Collected data entries:
"""

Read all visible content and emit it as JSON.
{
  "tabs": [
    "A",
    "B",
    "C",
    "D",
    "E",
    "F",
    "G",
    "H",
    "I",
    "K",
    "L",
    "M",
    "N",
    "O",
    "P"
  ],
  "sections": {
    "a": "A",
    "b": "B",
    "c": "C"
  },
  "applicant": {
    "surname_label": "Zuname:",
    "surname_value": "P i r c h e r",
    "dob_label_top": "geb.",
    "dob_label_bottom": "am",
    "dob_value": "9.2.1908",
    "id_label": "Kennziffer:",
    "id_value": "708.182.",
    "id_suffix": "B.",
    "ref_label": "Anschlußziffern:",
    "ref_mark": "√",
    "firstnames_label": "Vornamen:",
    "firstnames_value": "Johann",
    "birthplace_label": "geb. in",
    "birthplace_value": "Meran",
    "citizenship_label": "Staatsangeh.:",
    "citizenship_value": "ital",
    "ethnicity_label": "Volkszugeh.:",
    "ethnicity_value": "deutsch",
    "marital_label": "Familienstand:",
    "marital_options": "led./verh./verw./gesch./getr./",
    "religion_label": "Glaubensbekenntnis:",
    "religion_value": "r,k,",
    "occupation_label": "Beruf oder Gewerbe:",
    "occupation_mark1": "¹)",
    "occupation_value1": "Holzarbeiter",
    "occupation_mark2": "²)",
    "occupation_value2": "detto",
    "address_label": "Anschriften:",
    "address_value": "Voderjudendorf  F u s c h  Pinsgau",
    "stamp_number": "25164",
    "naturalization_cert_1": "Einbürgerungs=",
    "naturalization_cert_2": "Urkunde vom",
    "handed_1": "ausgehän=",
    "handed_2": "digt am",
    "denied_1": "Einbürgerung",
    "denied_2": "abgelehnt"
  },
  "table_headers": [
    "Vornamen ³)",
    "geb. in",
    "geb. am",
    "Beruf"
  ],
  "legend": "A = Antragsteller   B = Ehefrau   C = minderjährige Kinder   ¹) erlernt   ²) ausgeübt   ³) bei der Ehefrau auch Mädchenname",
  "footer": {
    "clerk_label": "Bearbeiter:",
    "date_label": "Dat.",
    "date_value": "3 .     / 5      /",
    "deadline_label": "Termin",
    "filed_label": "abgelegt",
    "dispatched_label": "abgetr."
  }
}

"""

Transcribe every entry exactly.

◆ Solution to the problem ◆
Read all visible content and emit it as JSON.
{
  "tabs": [
    "A",
    "B",
    "C",
    "D",
    "E",
    "F",
    "G",
    "H",
    "I",
    "K",
    "L",
    "M",
    "N",
    "O",
    "P"
  ],
  "sections": {
    "a": "A",
    "b": "B",
    "c": "C"
  },
  "applicant": {
    "surname_label": "Zuname:",
    "surname_value": "P i r c h e r",
    "dob_label_top": "geb.",
    "dob_label_bottom": "am",
    "dob_value": "9.2.1908",
    "id_label": "Kennziffer:",
    "id_value": "708.182.",
    "id_suffix": "B.",
    "ref_label": "Anschlußziffern:",
    "ref_mark": "√",
    "firstnames_label": "Vornamen:",
    "firstnames_value": "Johann",
    "birthplace_label": "geb. in",
    "birthplace_value": "Meran",
    "citizenship_label": "Staatsangeh.:",
    "citizenship_value": "ital",
    "ethnicity_label": "Volkszugeh.:",
    "ethnicity_value": "deutsch",
    "marital_label": "Familienstand:",
    "marital_options": "led./verh./verw./gesch./getr./",
    "religion_label": "Glaubensbekenntnis:",
    "religion_value": "r,k,",
    "occupation_label": "Beruf oder Gewerbe:",
    "occupation_mark1": "¹)",
    "occupation_value1": "Holzarbeiter",
    "occupation_mark2": "²)",
    "occupation_value2": "detto",
    "address_label": "Anschriften:",
    "address_value": "Voderjudendorf  F u s c h  Pinsgau",
    "stamp_number": "25164",
    "naturalization_cert_1": "Einbürgerungs=",
    "naturalization_cert_2": "Urkunde vom",
    "handed_1": "ausgehän=",
    "handed_2": "digt am",
    "denied_1": "Einbürgerung",
    "denied_2": "abgelehnt"
  },
  "table_headers": [
    "Vornamen ³)",
    "geb. in",
    "geb. am",
    "Beruf"
  ],
  "legend": "A = Antragsteller   B = Ehefrau   C = minderjährige Kinder   ¹) erlernt   ²) ausgeübt   ³) bei der Ehefrau auch Mädchenname",
  "footer": {
    "clerk_label": "Bearbeiter:",
    "date_label": "Dat.",
    "date_value": "3 .     / 5      /",
    "deadline_label": "Termin",
    "filed_label": "abgelegt",
    "dispatched_label": "abgetr."
  }
}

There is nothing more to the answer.